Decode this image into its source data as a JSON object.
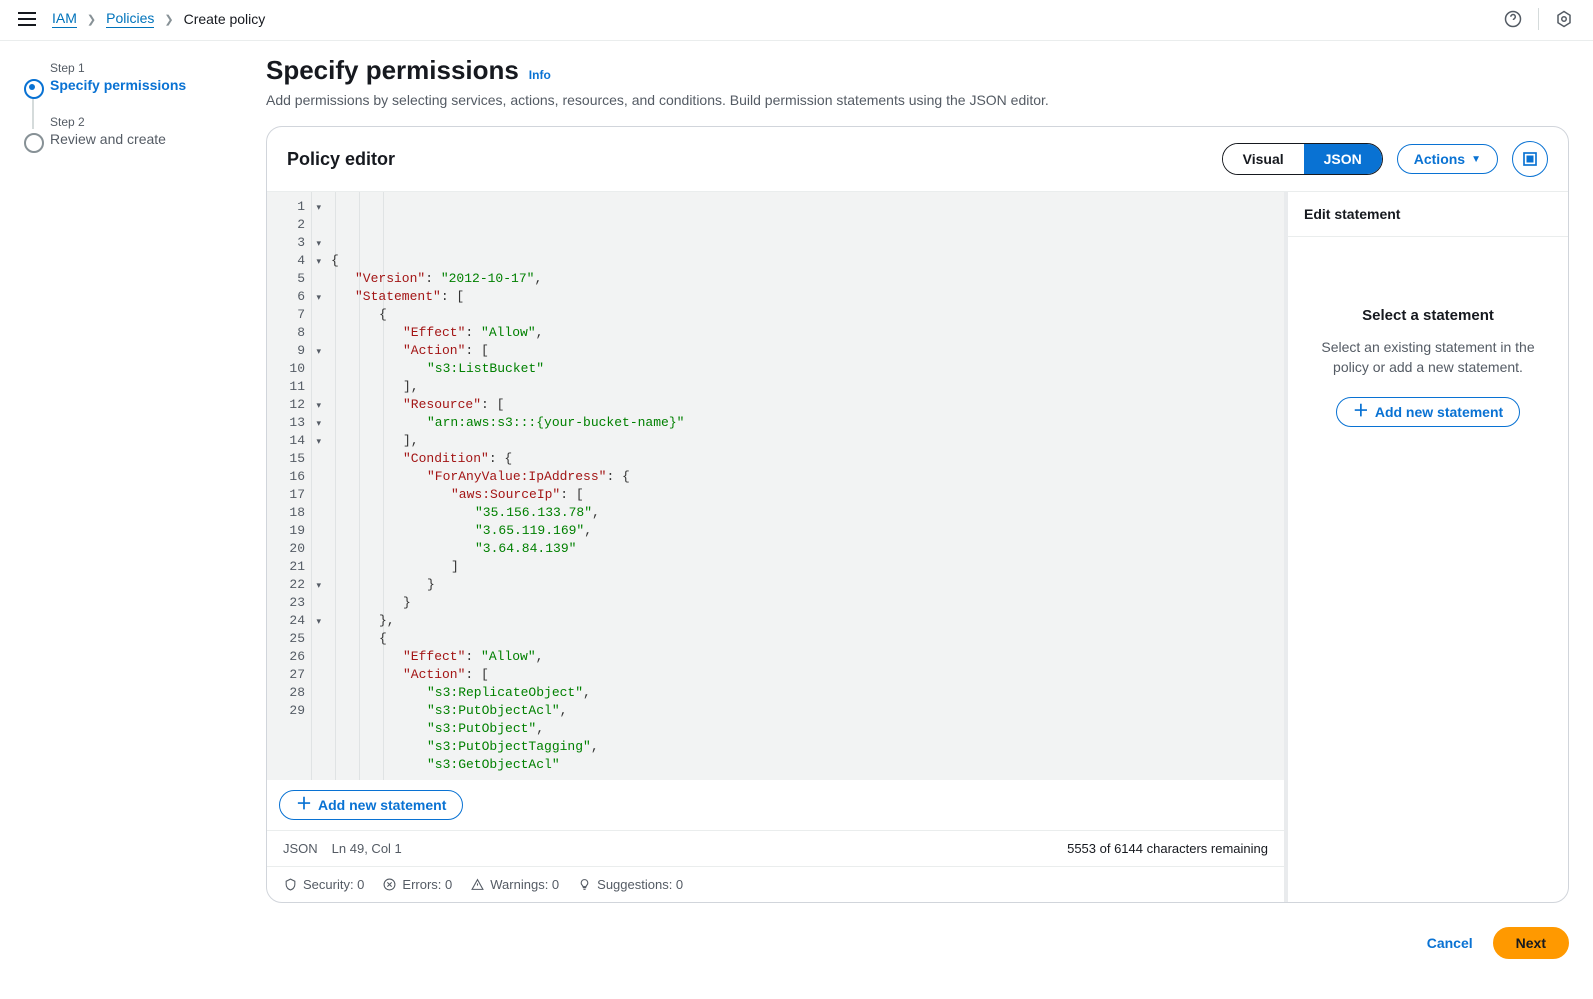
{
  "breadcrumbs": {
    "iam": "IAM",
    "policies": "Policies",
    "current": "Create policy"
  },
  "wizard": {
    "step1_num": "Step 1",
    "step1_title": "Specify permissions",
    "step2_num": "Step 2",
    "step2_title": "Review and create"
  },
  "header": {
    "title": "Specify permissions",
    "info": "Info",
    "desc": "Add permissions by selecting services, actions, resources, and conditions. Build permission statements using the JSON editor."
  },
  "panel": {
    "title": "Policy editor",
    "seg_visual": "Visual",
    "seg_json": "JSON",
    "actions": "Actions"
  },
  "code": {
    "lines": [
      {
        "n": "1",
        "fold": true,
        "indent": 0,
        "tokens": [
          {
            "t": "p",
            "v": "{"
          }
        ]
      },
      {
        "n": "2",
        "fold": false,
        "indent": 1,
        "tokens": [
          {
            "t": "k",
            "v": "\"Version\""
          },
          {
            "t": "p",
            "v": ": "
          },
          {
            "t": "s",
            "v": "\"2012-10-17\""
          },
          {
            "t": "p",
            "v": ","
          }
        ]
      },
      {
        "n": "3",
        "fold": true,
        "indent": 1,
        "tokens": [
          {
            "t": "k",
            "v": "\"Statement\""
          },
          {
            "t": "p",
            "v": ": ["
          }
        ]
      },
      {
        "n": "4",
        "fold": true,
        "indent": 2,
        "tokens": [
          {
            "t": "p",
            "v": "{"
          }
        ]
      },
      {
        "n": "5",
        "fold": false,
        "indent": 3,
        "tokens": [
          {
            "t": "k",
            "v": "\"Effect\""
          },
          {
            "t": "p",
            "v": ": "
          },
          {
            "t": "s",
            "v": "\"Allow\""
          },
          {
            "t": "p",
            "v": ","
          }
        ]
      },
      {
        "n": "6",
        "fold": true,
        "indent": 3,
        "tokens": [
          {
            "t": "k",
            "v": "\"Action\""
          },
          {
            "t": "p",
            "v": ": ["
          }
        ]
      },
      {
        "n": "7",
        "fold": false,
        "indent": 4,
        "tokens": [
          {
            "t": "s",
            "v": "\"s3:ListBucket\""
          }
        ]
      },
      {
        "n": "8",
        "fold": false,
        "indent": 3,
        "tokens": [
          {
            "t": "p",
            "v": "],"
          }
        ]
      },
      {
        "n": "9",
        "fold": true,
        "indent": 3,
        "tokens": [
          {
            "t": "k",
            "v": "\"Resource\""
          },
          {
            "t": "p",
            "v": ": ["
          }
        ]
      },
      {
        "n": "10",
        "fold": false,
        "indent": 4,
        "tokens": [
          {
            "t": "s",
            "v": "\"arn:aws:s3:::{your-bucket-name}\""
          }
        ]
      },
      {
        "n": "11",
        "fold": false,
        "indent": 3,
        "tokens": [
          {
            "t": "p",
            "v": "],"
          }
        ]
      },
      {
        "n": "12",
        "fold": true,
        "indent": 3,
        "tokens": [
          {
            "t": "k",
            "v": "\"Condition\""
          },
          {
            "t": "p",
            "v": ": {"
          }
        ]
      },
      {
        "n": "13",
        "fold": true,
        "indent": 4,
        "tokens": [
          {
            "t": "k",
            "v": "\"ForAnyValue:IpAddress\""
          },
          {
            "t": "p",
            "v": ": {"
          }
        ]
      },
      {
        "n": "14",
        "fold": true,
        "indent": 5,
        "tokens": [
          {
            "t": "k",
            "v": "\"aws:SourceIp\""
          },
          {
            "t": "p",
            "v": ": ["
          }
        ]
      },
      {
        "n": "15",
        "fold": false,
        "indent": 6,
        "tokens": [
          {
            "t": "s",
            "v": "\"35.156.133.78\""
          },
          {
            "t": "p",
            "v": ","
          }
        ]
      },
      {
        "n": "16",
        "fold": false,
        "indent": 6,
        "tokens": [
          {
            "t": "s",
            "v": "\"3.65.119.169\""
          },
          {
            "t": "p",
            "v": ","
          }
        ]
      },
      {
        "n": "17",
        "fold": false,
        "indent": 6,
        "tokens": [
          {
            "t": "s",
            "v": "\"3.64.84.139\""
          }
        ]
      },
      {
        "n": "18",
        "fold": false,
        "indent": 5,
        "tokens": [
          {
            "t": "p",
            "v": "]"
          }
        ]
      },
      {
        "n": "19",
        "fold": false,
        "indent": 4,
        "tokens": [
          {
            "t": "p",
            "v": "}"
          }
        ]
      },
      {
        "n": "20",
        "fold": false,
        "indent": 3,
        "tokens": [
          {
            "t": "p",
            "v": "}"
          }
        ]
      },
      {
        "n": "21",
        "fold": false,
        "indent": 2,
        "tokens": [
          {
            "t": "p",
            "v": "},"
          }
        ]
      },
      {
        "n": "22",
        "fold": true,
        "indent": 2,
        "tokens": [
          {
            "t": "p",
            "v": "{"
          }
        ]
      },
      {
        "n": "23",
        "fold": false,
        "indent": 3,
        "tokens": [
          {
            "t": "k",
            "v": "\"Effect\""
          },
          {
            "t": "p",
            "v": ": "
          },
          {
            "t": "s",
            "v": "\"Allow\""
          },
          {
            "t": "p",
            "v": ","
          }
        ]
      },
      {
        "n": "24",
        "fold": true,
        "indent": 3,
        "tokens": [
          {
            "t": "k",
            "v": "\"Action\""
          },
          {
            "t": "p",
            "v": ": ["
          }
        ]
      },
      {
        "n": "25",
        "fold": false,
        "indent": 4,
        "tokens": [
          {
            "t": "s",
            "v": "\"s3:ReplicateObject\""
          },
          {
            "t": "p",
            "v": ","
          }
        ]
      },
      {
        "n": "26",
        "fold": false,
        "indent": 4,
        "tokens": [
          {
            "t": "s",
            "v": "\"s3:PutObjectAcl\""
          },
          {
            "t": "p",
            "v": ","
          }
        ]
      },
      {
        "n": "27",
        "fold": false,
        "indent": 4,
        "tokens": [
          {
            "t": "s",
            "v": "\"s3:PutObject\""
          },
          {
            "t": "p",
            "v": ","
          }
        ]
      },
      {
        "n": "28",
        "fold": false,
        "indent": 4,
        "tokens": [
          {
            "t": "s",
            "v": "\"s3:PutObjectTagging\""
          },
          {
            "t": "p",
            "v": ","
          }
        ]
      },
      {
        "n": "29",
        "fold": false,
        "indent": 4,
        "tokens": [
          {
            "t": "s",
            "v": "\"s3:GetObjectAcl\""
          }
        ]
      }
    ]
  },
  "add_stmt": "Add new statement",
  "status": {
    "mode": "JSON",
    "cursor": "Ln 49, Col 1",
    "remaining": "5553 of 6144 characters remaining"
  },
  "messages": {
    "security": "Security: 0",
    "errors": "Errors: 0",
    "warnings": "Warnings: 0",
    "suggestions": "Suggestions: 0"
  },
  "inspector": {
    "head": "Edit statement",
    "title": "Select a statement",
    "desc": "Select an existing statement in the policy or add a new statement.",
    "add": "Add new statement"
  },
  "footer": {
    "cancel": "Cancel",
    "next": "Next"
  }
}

--------------------

» Task statement: Pictures stay out of the copy; please restate every record above exactly.

» Written answer:
Decode this image into its source data as a JSON object.
{
  "breadcrumbs": {
    "iam": "IAM",
    "policies": "Policies",
    "current": "Create policy"
  },
  "wizard": {
    "step1_num": "Step 1",
    "step1_title": "Specify permissions",
    "step2_num": "Step 2",
    "step2_title": "Review and create"
  },
  "header": {
    "title": "Specify permissions",
    "info": "Info",
    "desc": "Add permissions by selecting services, actions, resources, and conditions. Build permission statements using the JSON editor."
  },
  "panel": {
    "title": "Policy editor",
    "seg_visual": "Visual",
    "seg_json": "JSON",
    "actions": "Actions"
  },
  "code": {
    "lines": [
      {
        "n": "1",
        "fold": true,
        "indent": 0,
        "tokens": [
          {
            "t": "p",
            "v": "{"
          }
        ]
      },
      {
        "n": "2",
        "fold": false,
        "indent": 1,
        "tokens": [
          {
            "t": "k",
            "v": "\"Version\""
          },
          {
            "t": "p",
            "v": ": "
          },
          {
            "t": "s",
            "v": "\"2012-10-17\""
          },
          {
            "t": "p",
            "v": ","
          }
        ]
      },
      {
        "n": "3",
        "fold": true,
        "indent": 1,
        "tokens": [
          {
            "t": "k",
            "v": "\"Statement\""
          },
          {
            "t": "p",
            "v": ": ["
          }
        ]
      },
      {
        "n": "4",
        "fold": true,
        "indent": 2,
        "tokens": [
          {
            "t": "p",
            "v": "{"
          }
        ]
      },
      {
        "n": "5",
        "fold": false,
        "indent": 3,
        "tokens": [
          {
            "t": "k",
            "v": "\"Effect\""
          },
          {
            "t": "p",
            "v": ": "
          },
          {
            "t": "s",
            "v": "\"Allow\""
          },
          {
            "t": "p",
            "v": ","
          }
        ]
      },
      {
        "n": "6",
        "fold": true,
        "indent": 3,
        "tokens": [
          {
            "t": "k",
            "v": "\"Action\""
          },
          {
            "t": "p",
            "v": ": ["
          }
        ]
      },
      {
        "n": "7",
        "fold": false,
        "indent": 4,
        "tokens": [
          {
            "t": "s",
            "v": "\"s3:ListBucket\""
          }
        ]
      },
      {
        "n": "8",
        "fold": false,
        "indent": 3,
        "tokens": [
          {
            "t": "p",
            "v": "],"
          }
        ]
      },
      {
        "n": "9",
        "fold": true,
        "indent": 3,
        "tokens": [
          {
            "t": "k",
            "v": "\"Resource\""
          },
          {
            "t": "p",
            "v": ": ["
          }
        ]
      },
      {
        "n": "10",
        "fold": false,
        "indent": 4,
        "tokens": [
          {
            "t": "s",
            "v": "\"arn:aws:s3:::{your-bucket-name}\""
          }
        ]
      },
      {
        "n": "11",
        "fold": false,
        "indent": 3,
        "tokens": [
          {
            "t": "p",
            "v": "],"
          }
        ]
      },
      {
        "n": "12",
        "fold": true,
        "indent": 3,
        "tokens": [
          {
            "t": "k",
            "v": "\"Condition\""
          },
          {
            "t": "p",
            "v": ": {"
          }
        ]
      },
      {
        "n": "13",
        "fold": true,
        "indent": 4,
        "tokens": [
          {
            "t": "k",
            "v": "\"ForAnyValue:IpAddress\""
          },
          {
            "t": "p",
            "v": ": {"
          }
        ]
      },
      {
        "n": "14",
        "fold": true,
        "indent": 5,
        "tokens": [
          {
            "t": "k",
            "v": "\"aws:SourceIp\""
          },
          {
            "t": "p",
            "v": ": ["
          }
        ]
      },
      {
        "n": "15",
        "fold": false,
        "indent": 6,
        "tokens": [
          {
            "t": "s",
            "v": "\"35.156.133.78\""
          },
          {
            "t": "p",
            "v": ","
          }
        ]
      },
      {
        "n": "16",
        "fold": false,
        "indent": 6,
        "tokens": [
          {
            "t": "s",
            "v": "\"3.65.119.169\""
          },
          {
            "t": "p",
            "v": ","
          }
        ]
      },
      {
        "n": "17",
        "fold": false,
        "indent": 6,
        "tokens": [
          {
            "t": "s",
            "v": "\"3.64.84.139\""
          }
        ]
      },
      {
        "n": "18",
        "fold": false,
        "indent": 5,
        "tokens": [
          {
            "t": "p",
            "v": "]"
          }
        ]
      },
      {
        "n": "19",
        "fold": false,
        "indent": 4,
        "tokens": [
          {
            "t": "p",
            "v": "}"
          }
        ]
      },
      {
        "n": "20",
        "fold": false,
        "indent": 3,
        "tokens": [
          {
            "t": "p",
            "v": "}"
          }
        ]
      },
      {
        "n": "21",
        "fold": false,
        "indent": 2,
        "tokens": [
          {
            "t": "p",
            "v": "},"
          }
        ]
      },
      {
        "n": "22",
        "fold": true,
        "indent": 2,
        "tokens": [
          {
            "t": "p",
            "v": "{"
          }
        ]
      },
      {
        "n": "23",
        "fold": false,
        "indent": 3,
        "tokens": [
          {
            "t": "k",
            "v": "\"Effect\""
          },
          {
            "t": "p",
            "v": ": "
          },
          {
            "t": "s",
            "v": "\"Allow\""
          },
          {
            "t": "p",
            "v": ","
          }
        ]
      },
      {
        "n": "24",
        "fold": true,
        "indent": 3,
        "tokens": [
          {
            "t": "k",
            "v": "\"Action\""
          },
          {
            "t": "p",
            "v": ": ["
          }
        ]
      },
      {
        "n": "25",
        "fold": false,
        "indent": 4,
        "tokens": [
          {
            "t": "s",
            "v": "\"s3:ReplicateObject\""
          },
          {
            "t": "p",
            "v": ","
          }
        ]
      },
      {
        "n": "26",
        "fold": false,
        "indent": 4,
        "tokens": [
          {
            "t": "s",
            "v": "\"s3:PutObjectAcl\""
          },
          {
            "t": "p",
            "v": ","
          }
        ]
      },
      {
        "n": "27",
        "fold": false,
        "indent": 4,
        "tokens": [
          {
            "t": "s",
            "v": "\"s3:PutObject\""
          },
          {
            "t": "p",
            "v": ","
          }
        ]
      },
      {
        "n": "28",
        "fold": false,
        "indent": 4,
        "tokens": [
          {
            "t": "s",
            "v": "\"s3:PutObjectTagging\""
          },
          {
            "t": "p",
            "v": ","
          }
        ]
      },
      {
        "n": "29",
        "fold": false,
        "indent": 4,
        "tokens": [
          {
            "t": "s",
            "v": "\"s3:GetObjectAcl\""
          }
        ]
      }
    ]
  },
  "add_stmt": "Add new statement",
  "status": {
    "mode": "JSON",
    "cursor": "Ln 49, Col 1",
    "remaining": "5553 of 6144 characters remaining"
  },
  "messages": {
    "security": "Security: 0",
    "errors": "Errors: 0",
    "warnings": "Warnings: 0",
    "suggestions": "Suggestions: 0"
  },
  "inspector": {
    "head": "Edit statement",
    "title": "Select a statement",
    "desc": "Select an existing statement in the policy or add a new statement.",
    "add": "Add new statement"
  },
  "footer": {
    "cancel": "Cancel",
    "next": "Next"
  }
}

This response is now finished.